Textauszug
-=-=-=-=-

PVÜ - Die
Pariser Verbandsübereinkunft
Union internationale pour
la Protection de la propriété industrielle
Was ist das für eine Übereinkunft, die auf
das Jahr 1883 zurückgeht und der heute (2006) 169
Staaten angehören? Ein Blick zurück in das 19. Jahrhundert: "Die Weltausstellungen sind aus
verschiedenen Gründen immer Anlass zur Discussion
verschiedener bestehender Patentgesetzgebungen
gewesen", schreibt Carl Pieper(1)
und erwähnt "The Mechanics' magazine".
Darin wird im Januar 1863 auf den Einfluß der
Austellungen von 1851, 1855 und 1862 auf die
Patentgesetzgebungen von England, bzw. Frankreich
hingewiesen. Im September 1871 erschien das Programm
und die Einladung für die Weltausstellung in Wien. Es
wurde, namentlich von Seiten der Vereinigten Staaten,
befürchtet, "dass viele Erfinder, Fabrikanten und
Industrielle diese nicht beschicken würden, weil ihre
Erfindung nicht so geschützt sei, wie amerikanische
Erfinder es beanspruchten" (3)

-=-=-=-=-

Daten
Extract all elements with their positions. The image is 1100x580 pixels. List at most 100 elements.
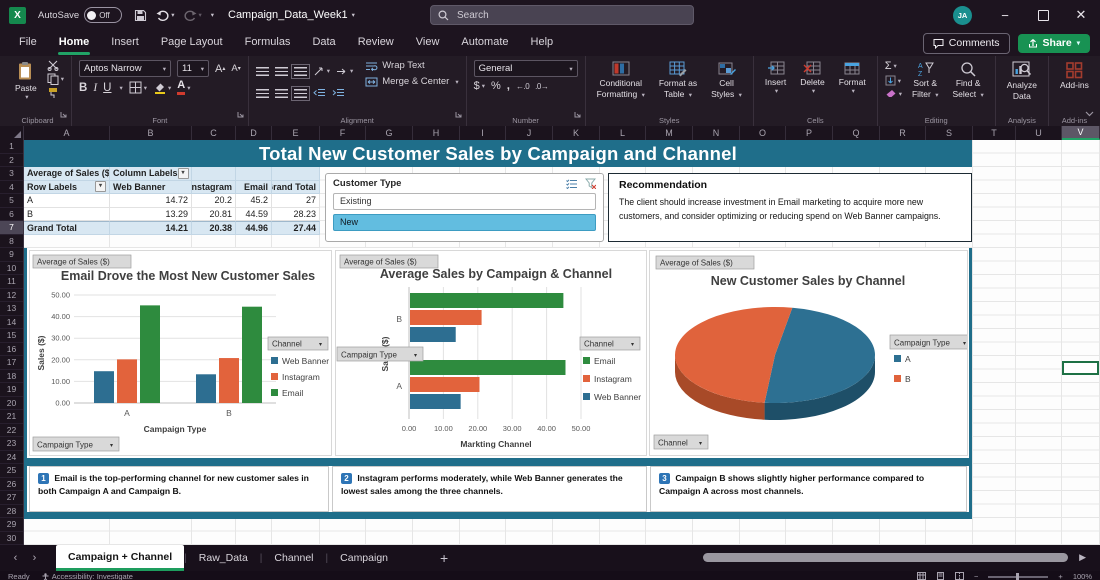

-=-=-=-=-

Aufgabe 1
Beantworte anhand des Textauszugs diese Fragen:
(a) Auf welches Jahr geht die Pariser Verbandsübereinkunft zurück?
(b) Wie viele Staaten gehörten ihr im Jahr 2006 an?
(c) Wann erschienen das Programm und die Einladung für die Weltausstellung in Wien?
Aufgabe 2
Übersetze diesen Satz aus dem Textauszug ins Englische: „Im September 1871 erschien das Programm und die Einladung für die Weltausstellung in Wien.“
Aufgabe 3
Zähle alle Jahreszahlen auf, die im Textauszug genannt werden.

Lösung 1
(a) Auf das Jahr 1883.
(b) 169 Staaten.
(c) Im September 1871.

Lösung 2
In September 1871, the program and the invitation for the World Exhibition in Vienna were published.

Lösung 3
1883, 2006, 1863, 1851, 1855, 1862, 1871